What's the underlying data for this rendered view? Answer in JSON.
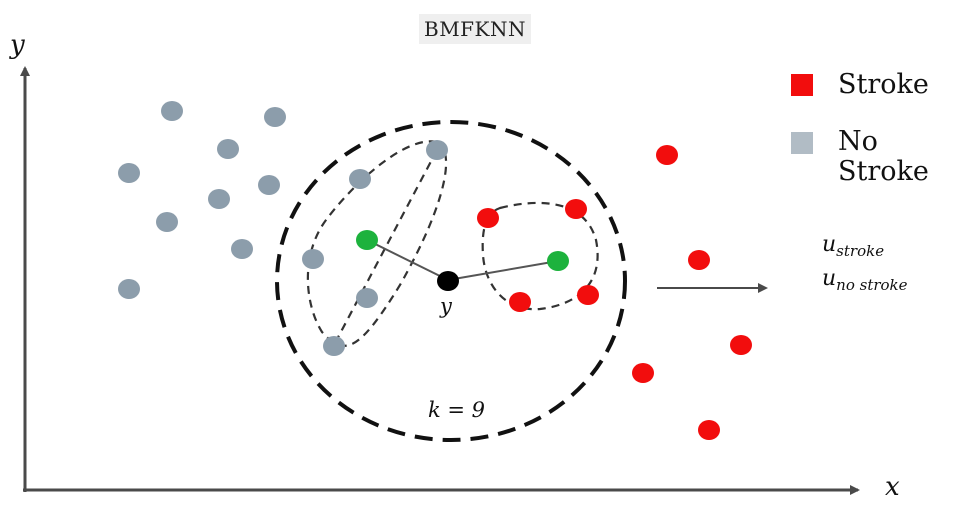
{
  "title": "BMFKNN",
  "axes": {
    "x_label": "x",
    "y_label": "y"
  },
  "legend": [
    {
      "label": "Stroke",
      "color": "#f20d0d"
    },
    {
      "label": "No Stroke",
      "color": "#b1bcc5"
    }
  ],
  "colors": {
    "stroke": "#f20d0d",
    "no_stroke": "#8c9dab",
    "neighbor": "#1db23d",
    "query": "#000000",
    "lines": "#555555"
  },
  "query_label": "y",
  "k_label": "k = 9",
  "output": {
    "u_symbol": "u",
    "u_stroke_sub": "stroke",
    "u_no_stroke_sub": "no stroke"
  }
}
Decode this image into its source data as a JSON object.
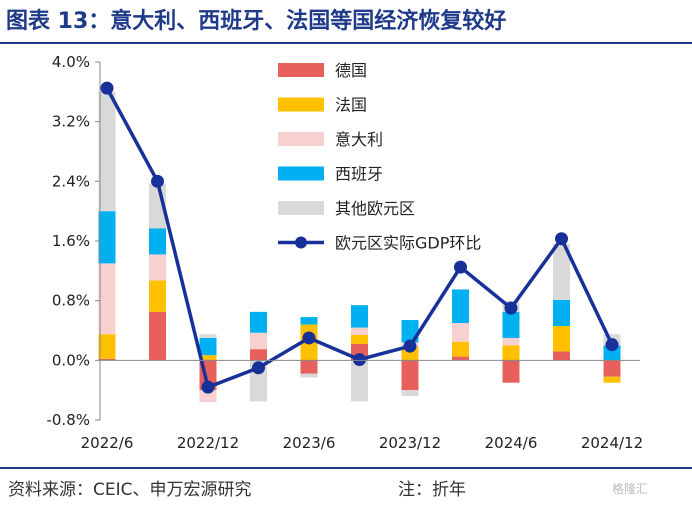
{
  "title": "图表 13：意大利、西班牙、法国等国经济恢复较好",
  "source": "资料来源：CEIC、申万宏源研究",
  "note": "注：折年",
  "watermark": "格隆汇",
  "colors": {
    "title": "#1f3a8a",
    "germany": "#e8605c",
    "france": "#ffc000",
    "italy": "#f7d0d0",
    "spain": "#00b0f0",
    "other": "#d9d9d9",
    "line": "#17309a"
  },
  "chart_data": {
    "type": "bar",
    "stacked": true,
    "x_tick_labels": [
      "2022/6",
      "2022/12",
      "2023/6",
      "2023/12",
      "2024/6",
      "2024/12"
    ],
    "periods": [
      "2022Q2",
      "2022Q3",
      "2022Q4",
      "2023Q1",
      "2023Q2",
      "2023Q3",
      "2023Q4",
      "2024Q1",
      "2024Q2",
      "2024Q3",
      "2024Q4"
    ],
    "ylim": [
      -0.8,
      4.0
    ],
    "y_ticks": [
      "4.0%",
      "3.2%",
      "2.4%",
      "1.6%",
      "0.8%",
      "0.0%",
      "-0.8%"
    ],
    "y_tick_values": [
      4.0,
      3.2,
      2.4,
      1.6,
      0.8,
      0.0,
      -0.8
    ],
    "legend_position": "top-right",
    "series": [
      {
        "name": "德国",
        "color_key": "germany",
        "values": [
          0.02,
          0.65,
          -0.4,
          0.15,
          -0.18,
          0.22,
          -0.4,
          0.05,
          -0.3,
          0.12,
          -0.22
        ]
      },
      {
        "name": "法国",
        "color_key": "france",
        "values": [
          0.33,
          0.42,
          0.07,
          0.0,
          0.48,
          0.12,
          0.18,
          0.2,
          0.2,
          0.34,
          -0.08
        ]
      },
      {
        "name": "意大利",
        "color_key": "italy",
        "values": [
          0.95,
          0.35,
          -0.16,
          0.22,
          0.0,
          0.1,
          0.06,
          0.25,
          0.1,
          0.0,
          0.0
        ]
      },
      {
        "name": "西班牙",
        "color_key": "spain",
        "values": [
          0.7,
          0.35,
          0.23,
          0.28,
          0.1,
          0.3,
          0.3,
          0.45,
          0.35,
          0.35,
          0.2
        ]
      },
      {
        "name": "其他欧元区",
        "color_key": "other",
        "values": [
          1.6,
          0.6,
          0.05,
          -0.55,
          -0.05,
          -0.55,
          -0.08,
          0.0,
          0.15,
          0.75,
          0.15
        ]
      }
    ],
    "line": {
      "name": "欧元区实际GDP环比",
      "color_key": "line",
      "values": [
        3.65,
        2.4,
        -0.36,
        -0.1,
        0.3,
        0.01,
        0.19,
        1.25,
        0.7,
        1.63,
        0.21
      ]
    }
  }
}
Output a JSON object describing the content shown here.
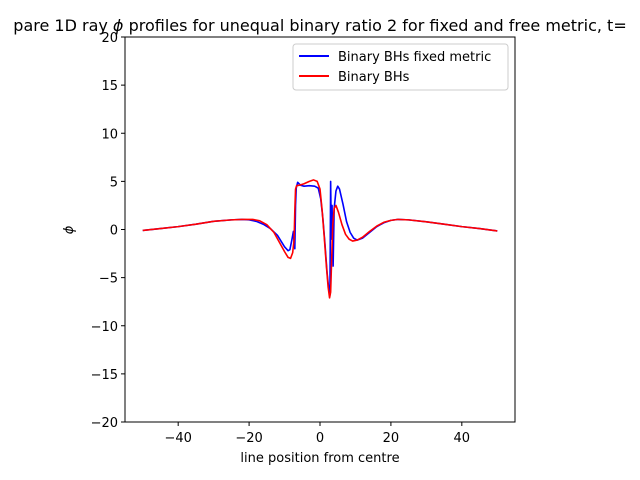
{
  "chart_data": {
    "type": "line",
    "title_prefix": "pare 1D ray ",
    "title_symbol": "ϕ",
    "title_suffix": " profiles for unequal binary ratio 2 for fixed and free metric, t=",
    "xlabel": "line position from centre",
    "ylabel": "ϕ",
    "xlim": [
      -55,
      55
    ],
    "ylim": [
      -20,
      20
    ],
    "xticks": [
      -40,
      -20,
      0,
      20,
      40
    ],
    "yticks": [
      -20,
      -15,
      -10,
      -5,
      0,
      5,
      10,
      15,
      20
    ],
    "grid": false,
    "legend_position": "top-right",
    "series": [
      {
        "name": "Binary BHs fixed metric",
        "color": "#0000ff",
        "points": [
          [
            -50,
            -0.1
          ],
          [
            -45,
            0.1
          ],
          [
            -40,
            0.3
          ],
          [
            -35,
            0.55
          ],
          [
            -30,
            0.85
          ],
          [
            -25,
            1.0
          ],
          [
            -22,
            1.05
          ],
          [
            -20,
            1.0
          ],
          [
            -18,
            0.85
          ],
          [
            -16,
            0.55
          ],
          [
            -14,
            0.1
          ],
          [
            -12,
            -0.6
          ],
          [
            -11,
            -1.2
          ],
          [
            -10,
            -1.8
          ],
          [
            -9,
            -2.2
          ],
          [
            -8.5,
            -2.1
          ],
          [
            -8,
            -1.2
          ],
          [
            -7.5,
            -0.2
          ],
          [
            -7.3,
            -1.5
          ],
          [
            -7.1,
            -2.0
          ],
          [
            -6.9,
            2.5
          ],
          [
            -6.7,
            4.3
          ],
          [
            -6.3,
            4.9
          ],
          [
            -5.5,
            4.6
          ],
          [
            -4.5,
            4.5
          ],
          [
            -3,
            4.55
          ],
          [
            -1.5,
            4.5
          ],
          [
            -0.5,
            4.3
          ],
          [
            0.2,
            3.2
          ],
          [
            0.8,
            1.2
          ],
          [
            1.4,
            -1.5
          ],
          [
            2.0,
            -4.5
          ],
          [
            2.5,
            -6.3
          ],
          [
            2.8,
            -6.8
          ],
          [
            3.0,
            5.0
          ],
          [
            3.2,
            -1.0
          ],
          [
            3.4,
            2.5
          ],
          [
            3.7,
            -3.8
          ],
          [
            4.0,
            2.2
          ],
          [
            4.5,
            4.0
          ],
          [
            5.0,
            4.5
          ],
          [
            5.5,
            4.2
          ],
          [
            6.5,
            2.6
          ],
          [
            7.5,
            0.8
          ],
          [
            8.5,
            -0.3
          ],
          [
            9.5,
            -0.9
          ],
          [
            10.5,
            -1.1
          ],
          [
            12,
            -0.9
          ],
          [
            14,
            -0.3
          ],
          [
            16,
            0.3
          ],
          [
            18,
            0.7
          ],
          [
            20,
            0.95
          ],
          [
            22,
            1.05
          ],
          [
            25,
            1.0
          ],
          [
            30,
            0.8
          ],
          [
            35,
            0.55
          ],
          [
            40,
            0.3
          ],
          [
            45,
            0.1
          ],
          [
            50,
            -0.15
          ]
        ]
      },
      {
        "name": "Binary BHs",
        "color": "#ff0000",
        "points": [
          [
            -50,
            -0.1
          ],
          [
            -45,
            0.1
          ],
          [
            -40,
            0.3
          ],
          [
            -35,
            0.55
          ],
          [
            -30,
            0.85
          ],
          [
            -25,
            1.0
          ],
          [
            -22,
            1.05
          ],
          [
            -19,
            1.05
          ],
          [
            -17,
            0.9
          ],
          [
            -15,
            0.5
          ],
          [
            -13,
            -0.3
          ],
          [
            -11.5,
            -1.3
          ],
          [
            -10,
            -2.3
          ],
          [
            -9,
            -2.9
          ],
          [
            -8.3,
            -3.0
          ],
          [
            -7.7,
            -2.4
          ],
          [
            -7.3,
            -1.0
          ],
          [
            -7.1,
            2.0
          ],
          [
            -6.9,
            4.2
          ],
          [
            -6.6,
            4.55
          ],
          [
            -5.8,
            4.6
          ],
          [
            -4.5,
            4.75
          ],
          [
            -3,
            5.0
          ],
          [
            -1.8,
            5.15
          ],
          [
            -0.8,
            5.0
          ],
          [
            0,
            4.2
          ],
          [
            0.6,
            2.0
          ],
          [
            1.2,
            -0.8
          ],
          [
            1.8,
            -3.8
          ],
          [
            2.3,
            -6.0
          ],
          [
            2.7,
            -7.1
          ],
          [
            3.0,
            -6.5
          ],
          [
            3.3,
            -3.0
          ],
          [
            3.6,
            0.5
          ],
          [
            4.0,
            2.2
          ],
          [
            4.5,
            2.5
          ],
          [
            5.2,
            1.8
          ],
          [
            6.2,
            0.5
          ],
          [
            7.2,
            -0.5
          ],
          [
            8.2,
            -1.0
          ],
          [
            9.2,
            -1.2
          ],
          [
            10.5,
            -1.1
          ],
          [
            12,
            -0.8
          ],
          [
            14,
            -0.2
          ],
          [
            16,
            0.35
          ],
          [
            18,
            0.75
          ],
          [
            20,
            0.95
          ],
          [
            22,
            1.05
          ],
          [
            25,
            1.0
          ],
          [
            30,
            0.8
          ],
          [
            35,
            0.55
          ],
          [
            40,
            0.3
          ],
          [
            45,
            0.1
          ],
          [
            50,
            -0.15
          ]
        ]
      }
    ]
  }
}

===

The exercise: Take every line from the data that contains the word "name".

Response to the task:
        "name": "德国",
        "name": "法国",
        "name": "意大利",
        "name": "西班牙",
        "name": "其他欧元区",
      "name": "欧元区实际GDP环比",
        "name": "Binary BHs fixed metric",
        "name": "Binary BHs",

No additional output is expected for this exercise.